▶ Task prompt
Count how many lines in this material contain "pencils". The answer is that number alone.

▶ Extracted data
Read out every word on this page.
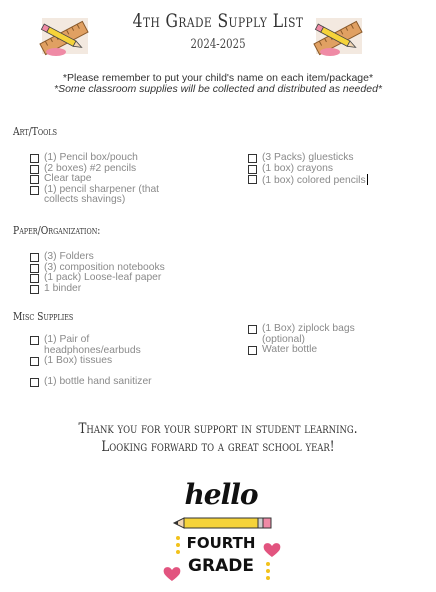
4th Grade Supply List
2024-2025
*Please remember to put your child's name on each item/package*
*Some classroom supplies will be collected and distributed as needed*
Art/Tools
(1) Pencil box/pouch
(2 boxes) #2 pencils
Clear tape
(1) pencil sharpener (that collects shavings)
(3 Packs) gluesticks
(1 box) crayons
(1 box) colored pencils
Paper/Organization:
(3) Folders
(3) composition notebooks
(1 pack) Loose-leaf paper
1 binder
Misc Supplies
(1) Pair of headphones/earbuds
(1 Box) tissues
(1) bottle hand sanitizer
(1 Box) ziplock bags (optional)
Water bottle
Thank you for your support in student learning. Looking forward to a great school year!
hello
FOURTH
GRADE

▶ Solved problem
2